(WHAT YOU HAVE TO DO):
Gather up the lines that contain "điểm".

(DATASET EXTRACT):
§

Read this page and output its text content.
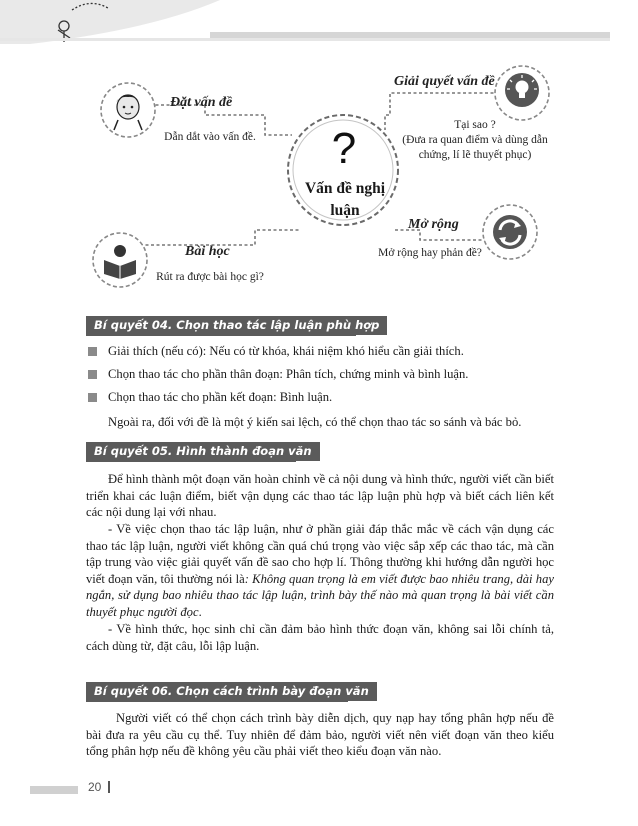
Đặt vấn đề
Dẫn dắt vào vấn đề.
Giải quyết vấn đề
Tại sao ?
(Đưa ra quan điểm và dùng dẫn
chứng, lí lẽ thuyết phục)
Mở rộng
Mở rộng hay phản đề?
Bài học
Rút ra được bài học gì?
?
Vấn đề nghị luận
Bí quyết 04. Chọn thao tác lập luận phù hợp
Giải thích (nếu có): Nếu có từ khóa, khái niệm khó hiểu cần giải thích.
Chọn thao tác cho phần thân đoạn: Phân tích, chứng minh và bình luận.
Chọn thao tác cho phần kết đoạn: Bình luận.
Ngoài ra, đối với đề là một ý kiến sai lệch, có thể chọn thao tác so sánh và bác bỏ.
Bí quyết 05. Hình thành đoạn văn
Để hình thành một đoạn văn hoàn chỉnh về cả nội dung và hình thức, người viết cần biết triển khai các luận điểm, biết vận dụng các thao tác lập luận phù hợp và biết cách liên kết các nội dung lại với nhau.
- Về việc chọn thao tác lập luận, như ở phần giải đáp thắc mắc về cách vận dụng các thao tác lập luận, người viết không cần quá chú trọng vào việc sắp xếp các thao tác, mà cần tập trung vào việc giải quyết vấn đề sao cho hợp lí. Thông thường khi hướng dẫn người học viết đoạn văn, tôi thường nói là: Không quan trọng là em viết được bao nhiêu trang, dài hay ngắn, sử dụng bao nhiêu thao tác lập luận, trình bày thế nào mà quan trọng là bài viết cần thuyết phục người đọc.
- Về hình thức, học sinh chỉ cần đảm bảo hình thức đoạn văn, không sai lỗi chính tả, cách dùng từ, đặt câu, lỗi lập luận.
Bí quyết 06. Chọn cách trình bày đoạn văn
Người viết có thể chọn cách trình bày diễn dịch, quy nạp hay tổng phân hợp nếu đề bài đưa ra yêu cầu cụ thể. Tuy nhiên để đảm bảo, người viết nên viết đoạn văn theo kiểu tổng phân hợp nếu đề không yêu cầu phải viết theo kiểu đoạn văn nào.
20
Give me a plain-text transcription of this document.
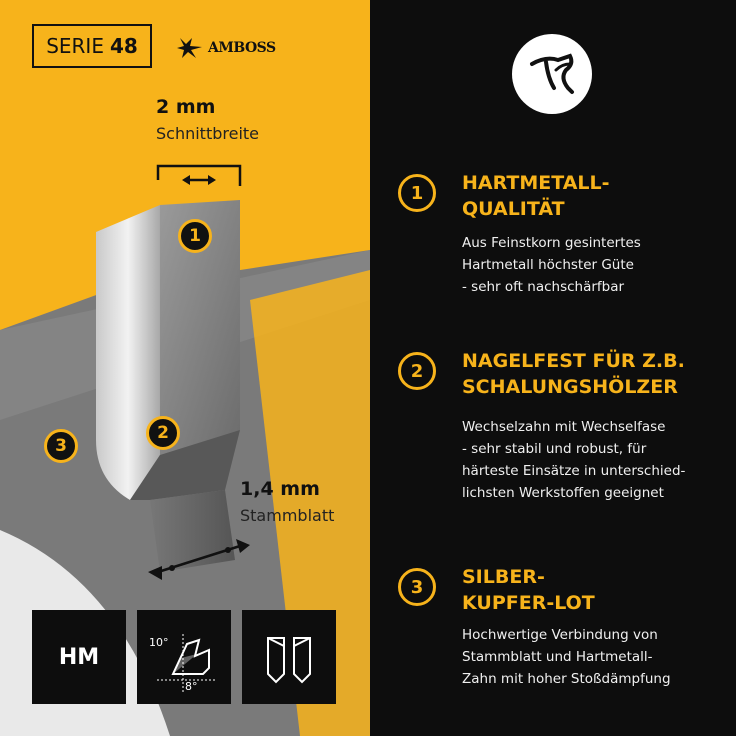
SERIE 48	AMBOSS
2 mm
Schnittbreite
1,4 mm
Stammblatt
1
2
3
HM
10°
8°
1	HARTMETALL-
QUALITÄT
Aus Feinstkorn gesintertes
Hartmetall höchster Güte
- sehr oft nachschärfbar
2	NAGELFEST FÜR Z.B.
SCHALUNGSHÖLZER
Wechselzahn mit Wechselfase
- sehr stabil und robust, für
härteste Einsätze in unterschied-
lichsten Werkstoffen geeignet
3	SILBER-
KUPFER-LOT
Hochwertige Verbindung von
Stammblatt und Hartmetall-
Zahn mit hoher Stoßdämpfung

§

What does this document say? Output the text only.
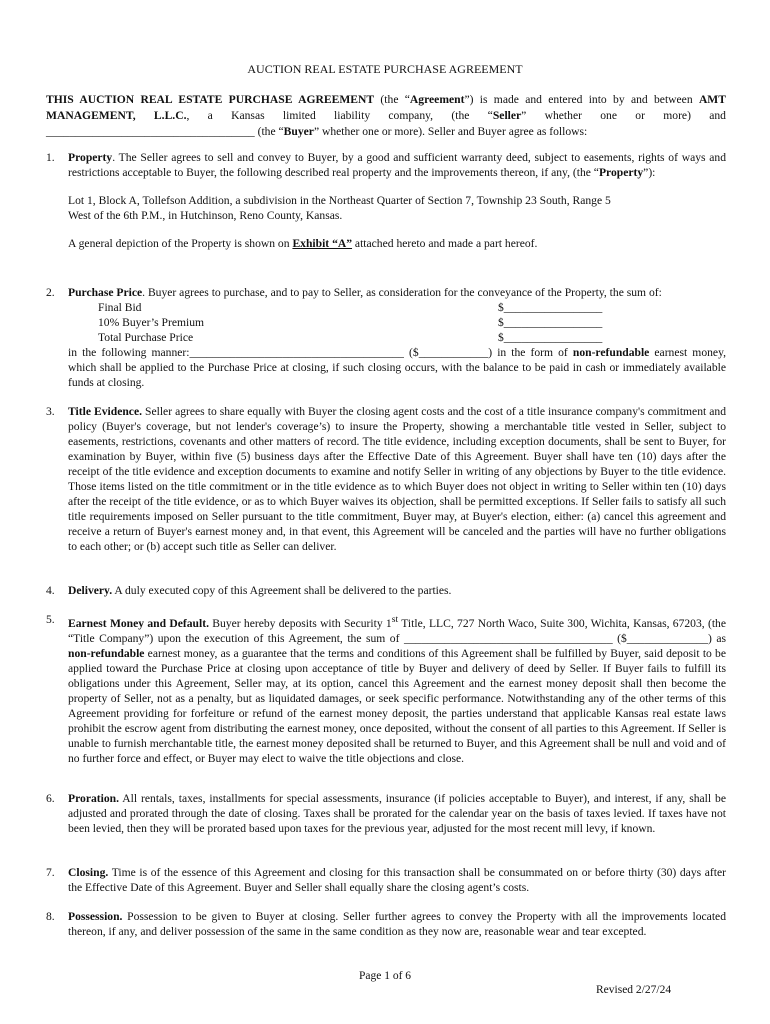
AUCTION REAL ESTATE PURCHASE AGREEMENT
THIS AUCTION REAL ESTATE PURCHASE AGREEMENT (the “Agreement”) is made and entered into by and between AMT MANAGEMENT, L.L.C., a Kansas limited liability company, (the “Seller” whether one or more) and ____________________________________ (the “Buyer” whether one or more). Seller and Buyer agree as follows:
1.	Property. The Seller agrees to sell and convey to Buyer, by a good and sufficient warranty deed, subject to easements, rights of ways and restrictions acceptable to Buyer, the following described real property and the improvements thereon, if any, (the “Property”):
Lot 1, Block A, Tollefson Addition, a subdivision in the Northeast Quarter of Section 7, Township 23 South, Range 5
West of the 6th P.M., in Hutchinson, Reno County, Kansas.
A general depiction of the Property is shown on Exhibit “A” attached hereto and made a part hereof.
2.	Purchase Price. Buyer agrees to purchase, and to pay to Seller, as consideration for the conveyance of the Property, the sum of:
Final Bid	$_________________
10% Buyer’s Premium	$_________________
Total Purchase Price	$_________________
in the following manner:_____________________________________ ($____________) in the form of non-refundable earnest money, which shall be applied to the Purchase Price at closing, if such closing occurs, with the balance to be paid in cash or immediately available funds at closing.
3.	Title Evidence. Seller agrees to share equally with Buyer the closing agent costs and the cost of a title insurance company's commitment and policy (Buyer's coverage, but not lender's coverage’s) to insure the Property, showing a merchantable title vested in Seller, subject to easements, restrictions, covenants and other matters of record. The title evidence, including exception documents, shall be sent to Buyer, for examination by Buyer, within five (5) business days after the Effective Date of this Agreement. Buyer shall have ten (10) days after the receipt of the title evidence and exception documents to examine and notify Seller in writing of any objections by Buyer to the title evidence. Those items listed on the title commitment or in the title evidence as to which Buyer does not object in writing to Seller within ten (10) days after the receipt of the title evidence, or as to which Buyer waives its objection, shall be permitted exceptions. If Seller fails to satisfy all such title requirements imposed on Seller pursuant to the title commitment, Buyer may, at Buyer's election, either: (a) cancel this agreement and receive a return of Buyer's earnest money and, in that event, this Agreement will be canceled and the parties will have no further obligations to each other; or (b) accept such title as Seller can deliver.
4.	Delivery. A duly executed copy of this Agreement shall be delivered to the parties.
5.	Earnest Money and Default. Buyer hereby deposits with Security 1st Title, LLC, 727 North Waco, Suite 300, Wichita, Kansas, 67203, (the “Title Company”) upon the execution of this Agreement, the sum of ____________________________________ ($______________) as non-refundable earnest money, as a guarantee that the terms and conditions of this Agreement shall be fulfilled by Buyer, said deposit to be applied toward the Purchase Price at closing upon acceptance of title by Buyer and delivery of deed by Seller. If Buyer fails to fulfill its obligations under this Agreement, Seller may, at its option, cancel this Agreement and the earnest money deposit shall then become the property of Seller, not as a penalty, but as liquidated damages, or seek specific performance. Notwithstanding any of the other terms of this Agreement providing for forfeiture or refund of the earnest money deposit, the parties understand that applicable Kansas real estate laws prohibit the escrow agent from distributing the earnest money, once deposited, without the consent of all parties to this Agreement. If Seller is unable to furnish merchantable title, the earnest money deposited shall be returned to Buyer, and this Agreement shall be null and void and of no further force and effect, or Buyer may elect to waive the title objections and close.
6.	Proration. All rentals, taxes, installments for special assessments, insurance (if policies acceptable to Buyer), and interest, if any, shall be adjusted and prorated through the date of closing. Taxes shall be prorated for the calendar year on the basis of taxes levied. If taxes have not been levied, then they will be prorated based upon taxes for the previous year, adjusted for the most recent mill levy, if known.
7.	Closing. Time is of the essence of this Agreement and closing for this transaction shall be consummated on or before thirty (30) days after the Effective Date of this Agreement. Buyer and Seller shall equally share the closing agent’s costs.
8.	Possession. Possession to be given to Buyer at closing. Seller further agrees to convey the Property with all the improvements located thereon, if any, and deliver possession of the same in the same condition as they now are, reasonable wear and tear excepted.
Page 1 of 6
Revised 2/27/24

§

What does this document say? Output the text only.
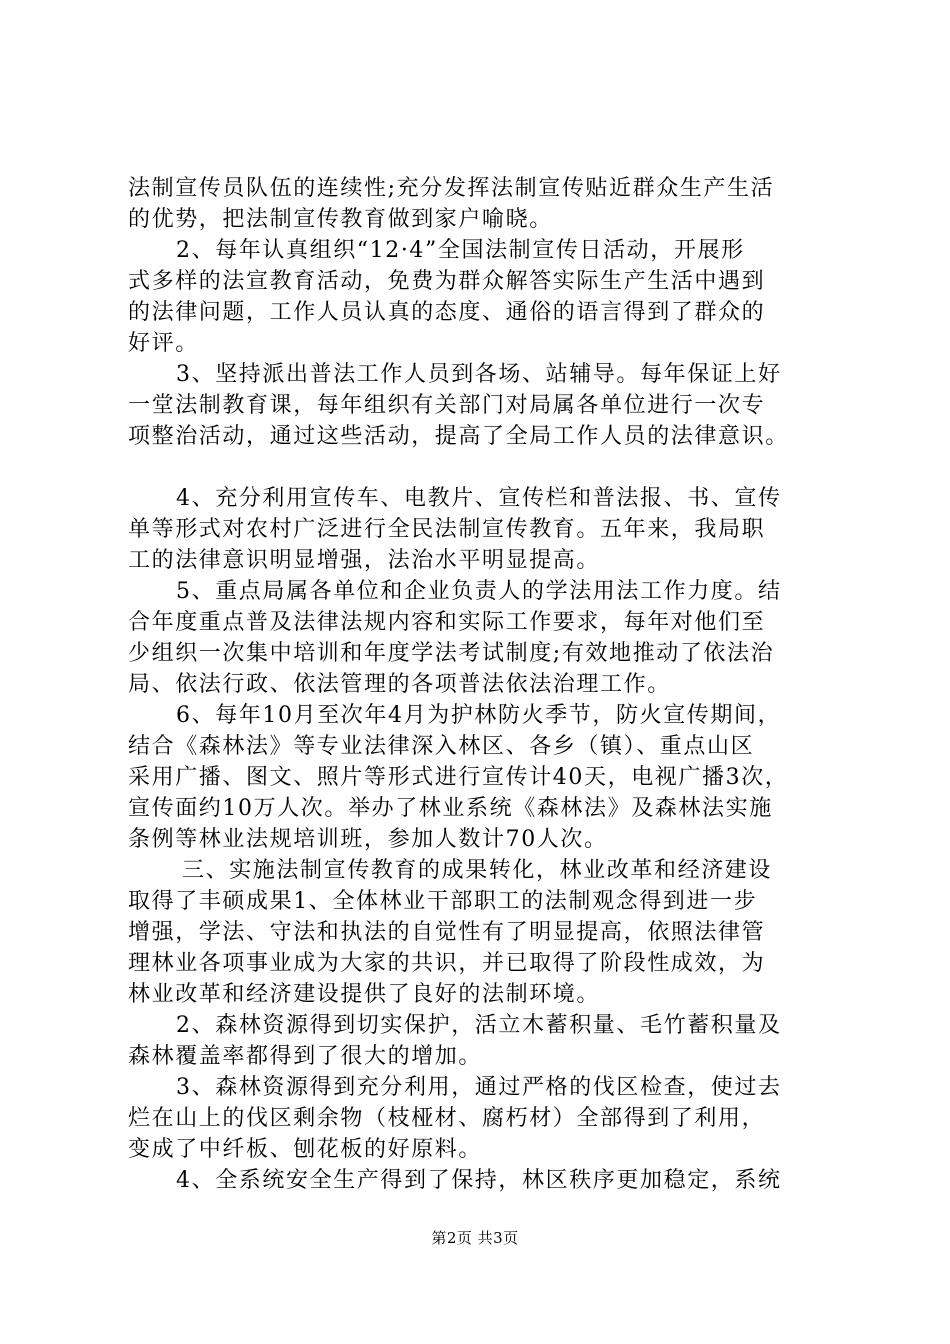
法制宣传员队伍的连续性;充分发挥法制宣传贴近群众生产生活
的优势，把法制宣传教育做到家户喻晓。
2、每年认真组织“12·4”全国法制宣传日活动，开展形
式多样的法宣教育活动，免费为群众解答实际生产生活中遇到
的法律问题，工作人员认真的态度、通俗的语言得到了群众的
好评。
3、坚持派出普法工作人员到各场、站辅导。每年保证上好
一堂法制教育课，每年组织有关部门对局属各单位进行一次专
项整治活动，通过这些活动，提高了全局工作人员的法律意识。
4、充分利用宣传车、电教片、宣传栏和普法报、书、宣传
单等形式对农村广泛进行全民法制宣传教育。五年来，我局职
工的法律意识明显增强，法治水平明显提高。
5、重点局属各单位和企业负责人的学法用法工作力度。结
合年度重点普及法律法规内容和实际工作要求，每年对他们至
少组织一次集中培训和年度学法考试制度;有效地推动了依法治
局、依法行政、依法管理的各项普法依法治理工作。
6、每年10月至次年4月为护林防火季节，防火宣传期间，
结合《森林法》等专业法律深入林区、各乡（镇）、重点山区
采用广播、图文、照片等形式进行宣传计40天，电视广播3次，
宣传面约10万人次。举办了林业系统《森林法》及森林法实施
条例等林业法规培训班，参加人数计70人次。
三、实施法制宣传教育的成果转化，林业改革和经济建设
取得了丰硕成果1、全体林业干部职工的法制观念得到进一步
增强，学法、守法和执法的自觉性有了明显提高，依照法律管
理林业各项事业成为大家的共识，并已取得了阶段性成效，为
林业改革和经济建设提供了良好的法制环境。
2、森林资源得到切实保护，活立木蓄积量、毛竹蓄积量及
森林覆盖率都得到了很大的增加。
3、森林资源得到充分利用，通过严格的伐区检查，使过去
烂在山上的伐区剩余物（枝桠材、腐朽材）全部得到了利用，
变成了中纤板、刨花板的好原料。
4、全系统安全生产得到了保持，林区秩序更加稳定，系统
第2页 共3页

§

(ANSWER TO THE PROBLEM):
(Đưa ra quan điểm và dùng dẫn
Để hình thành một đoạn văn hoàn chỉnh về cả nội dung và hình thức, người viết cần biết triển khai các luận điểm, biết vận dụng các thao tác lập luận phù hợp và biết cách liên kết các nội dung lại với nhau.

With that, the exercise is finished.